== Records to use
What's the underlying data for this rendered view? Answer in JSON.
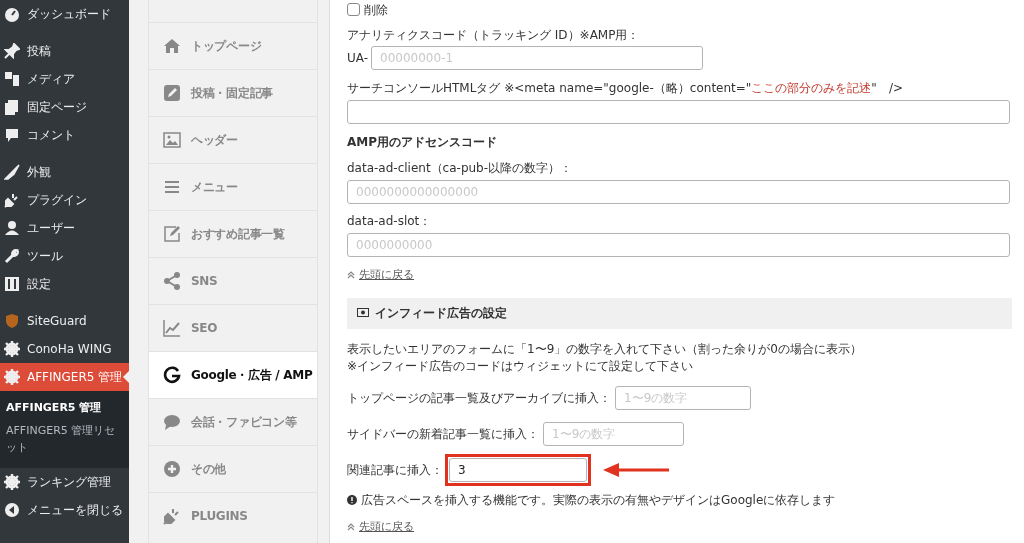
{
  "sidebar": {
    "items": [
      {
        "label": "ダッシュボード",
        "selected": false
      },
      {
        "label": "投稿",
        "selected": false
      },
      {
        "label": "メディア",
        "selected": false
      },
      {
        "label": "固定ページ",
        "selected": false
      },
      {
        "label": "コメント",
        "selected": false
      },
      {
        "label": "外観",
        "selected": false
      },
      {
        "label": "プラグイン",
        "selected": false
      },
      {
        "label": "ユーザー",
        "selected": false
      },
      {
        "label": "ツール",
        "selected": false
      },
      {
        "label": "設定",
        "selected": false
      },
      {
        "label": "SiteGuard",
        "selected": false
      },
      {
        "label": "ConoHa WING",
        "selected": false
      },
      {
        "label": "AFFINGER5 管理",
        "selected": true,
        "children": [
          {
            "label": "AFFINGER5 管理",
            "selected": true
          },
          {
            "label": "AFFINGER5 管理リセット",
            "selected": false
          }
        ]
      },
      {
        "label": "ランキング管理",
        "selected": false
      },
      {
        "label": "メニューを閉じる",
        "selected": false
      }
    ]
  },
  "tabs": [
    {
      "label": "トップページ",
      "selected": false
    },
    {
      "label": "投稿・固定記事",
      "selected": false
    },
    {
      "label": "ヘッダー",
      "selected": false
    },
    {
      "label": "メニュー",
      "selected": false
    },
    {
      "label": "おすすめ記事一覧",
      "selected": false
    },
    {
      "label": "SNS",
      "selected": false
    },
    {
      "label": "SEO",
      "selected": false
    },
    {
      "label": "Google・広告 / AMP",
      "selected": true
    },
    {
      "label": "会話・ファビコン等",
      "selected": false
    },
    {
      "label": "その他",
      "selected": false
    },
    {
      "label": "PLUGINS",
      "selected": false
    }
  ],
  "form": {
    "items": [
      {
        "kind": "checkbox",
        "label": "削除",
        "checked": false
      },
      {
        "kind": "label",
        "text": "アナリティクスコード（トラッキング ID）※AMP用："
      },
      {
        "kind": "prefixed_input",
        "prefix": "UA-",
        "placeholder": "00000000-1"
      },
      {
        "kind": "highlight_label",
        "before": "サーチコンソールHTMLタグ ※<meta name=\"google-（略）content=\"",
        "highlight": "ここの部分のみを記述",
        "after": "\"　/>"
      },
      {
        "kind": "wide_input"
      },
      {
        "kind": "heading",
        "text": "AMP用のアドセンスコード"
      },
      {
        "kind": "label",
        "text": "data-ad-client（ca-pub-以降の数字）："
      },
      {
        "kind": "wide_input",
        "placeholder": "0000000000000000"
      },
      {
        "kind": "label",
        "text": "data-ad-slot："
      },
      {
        "kind": "wide_input",
        "placeholder": "0000000000"
      },
      {
        "kind": "link",
        "text": "先頭に戻る"
      },
      {
        "kind": "section",
        "text": "インフィード広告の設定"
      },
      {
        "kind": "paragraph",
        "lines": [
          "表示したいエリアのフォームに「1〜9」の数字を入れて下さい（割った余りが0の場合に表示）",
          "※インフィード広告のコードはウィジェットにて設定して下さい"
        ]
      },
      {
        "kind": "inline_input",
        "label": "トップページの記事一覧及びアーカイブに挿入：",
        "placeholder": "1〜9の数字",
        "highlighted": false
      },
      {
        "kind": "inline_input",
        "label": "サイドバーの新着記事一覧に挿入：",
        "placeholder": "1〜9の数字",
        "highlighted": false
      },
      {
        "kind": "inline_input",
        "label": "関連記事に挿入：",
        "value": "3",
        "highlighted": true
      },
      {
        "kind": "note",
        "text": "広告スペースを挿入する機能です。実際の表示の有無やデザインはGoogleに依存します"
      },
      {
        "kind": "link",
        "text": "先頭に戻る"
      }
    ]
  }
}
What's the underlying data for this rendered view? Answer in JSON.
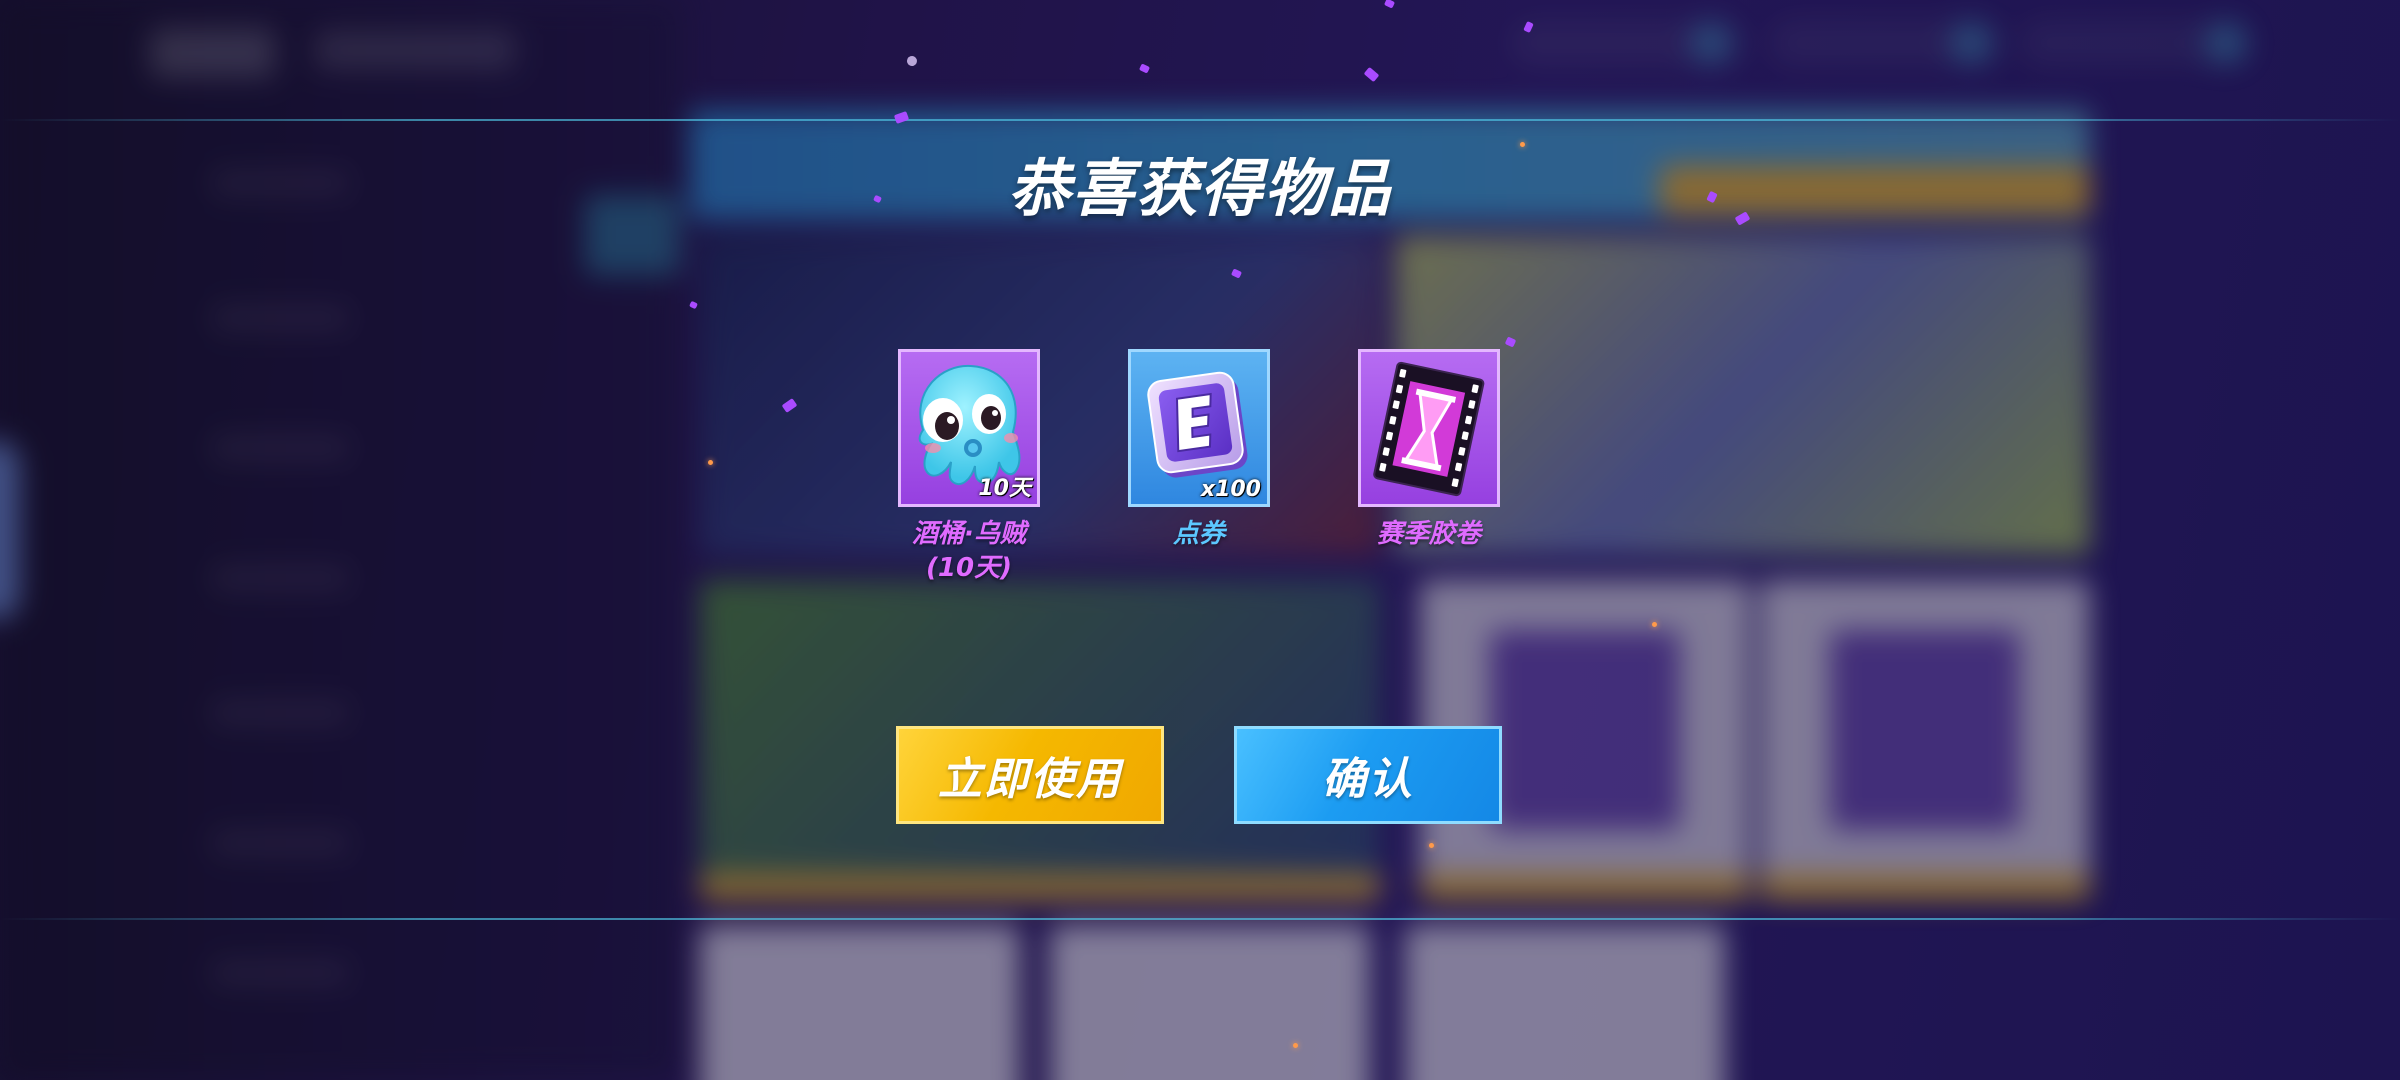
====
- **The request**
Lines that hold "placeholder" are the ones to copy; find all of them.

- **Response to this task**
        "placeholder": "00000000-1"
        "placeholder": "0000000000000000"
        "placeholder": "0000000000"
        "placeholder": "1〜9の数字",
        "placeholder": "1〜9の数字",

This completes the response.